_Information provided_
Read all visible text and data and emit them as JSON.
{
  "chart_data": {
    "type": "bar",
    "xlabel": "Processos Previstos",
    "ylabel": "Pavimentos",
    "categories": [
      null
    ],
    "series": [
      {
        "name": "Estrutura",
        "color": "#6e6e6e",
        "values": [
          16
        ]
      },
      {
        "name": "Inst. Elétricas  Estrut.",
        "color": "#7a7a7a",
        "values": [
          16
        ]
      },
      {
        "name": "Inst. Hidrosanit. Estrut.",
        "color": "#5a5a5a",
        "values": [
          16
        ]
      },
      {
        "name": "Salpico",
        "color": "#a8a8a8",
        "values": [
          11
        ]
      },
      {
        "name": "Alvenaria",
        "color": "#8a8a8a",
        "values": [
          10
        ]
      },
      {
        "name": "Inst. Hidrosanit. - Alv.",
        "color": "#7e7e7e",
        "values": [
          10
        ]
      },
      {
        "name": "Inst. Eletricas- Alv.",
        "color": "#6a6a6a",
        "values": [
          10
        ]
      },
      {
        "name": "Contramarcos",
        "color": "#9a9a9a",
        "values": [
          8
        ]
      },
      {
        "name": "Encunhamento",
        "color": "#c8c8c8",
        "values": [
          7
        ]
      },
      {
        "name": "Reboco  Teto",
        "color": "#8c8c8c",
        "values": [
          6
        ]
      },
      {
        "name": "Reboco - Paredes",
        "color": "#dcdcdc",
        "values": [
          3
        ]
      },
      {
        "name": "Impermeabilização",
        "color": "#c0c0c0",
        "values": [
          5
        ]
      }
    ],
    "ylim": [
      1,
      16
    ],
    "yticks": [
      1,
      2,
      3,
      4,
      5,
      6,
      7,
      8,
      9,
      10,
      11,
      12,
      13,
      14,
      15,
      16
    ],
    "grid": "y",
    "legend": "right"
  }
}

_What is required_
Repeat all the records. Match each line exactly.

_Result_
Read all visible text and data and emit them as JSON.
{
  "chart_data": {
    "type": "bar",
    "xlabel": "Processos Previstos",
    "ylabel": "Pavimentos",
    "categories": [
      null
    ],
    "series": [
      {
        "name": "Estrutura",
        "color": "#6e6e6e",
        "values": [
          16
        ]
      },
      {
        "name": "Inst. Elétricas  Estrut.",
        "color": "#7a7a7a",
        "values": [
          16
        ]
      },
      {
        "name": "Inst. Hidrosanit. Estrut.",
        "color": "#5a5a5a",
        "values": [
          16
        ]
      },
      {
        "name": "Salpico",
        "color": "#a8a8a8",
        "values": [
          11
        ]
      },
      {
        "name": "Alvenaria",
        "color": "#8a8a8a",
        "values": [
          10
        ]
      },
      {
        "name": "Inst. Hidrosanit. - Alv.",
        "color": "#7e7e7e",
        "values": [
          10
        ]
      },
      {
        "name": "Inst. Eletricas- Alv.",
        "color": "#6a6a6a",
        "values": [
          10
        ]
      },
      {
        "name": "Contramarcos",
        "color": "#9a9a9a",
        "values": [
          8
        ]
      },
      {
        "name": "Encunhamento",
        "color": "#c8c8c8",
        "values": [
          7
        ]
      },
      {
        "name": "Reboco  Teto",
        "color": "#8c8c8c",
        "values": [
          6
        ]
      },
      {
        "name": "Reboco - Paredes",
        "color": "#dcdcdc",
        "values": [
          3
        ]
      },
      {
        "name": "Impermeabilização",
        "color": "#c0c0c0",
        "values": [
          5
        ]
      }
    ],
    "ylim": [
      1,
      16
    ],
    "yticks": [
      1,
      2,
      3,
      4,
      5,
      6,
      7,
      8,
      9,
      10,
      11,
      12,
      13,
      14,
      15,
      16
    ],
    "grid": "y",
    "legend": "right"
  }
}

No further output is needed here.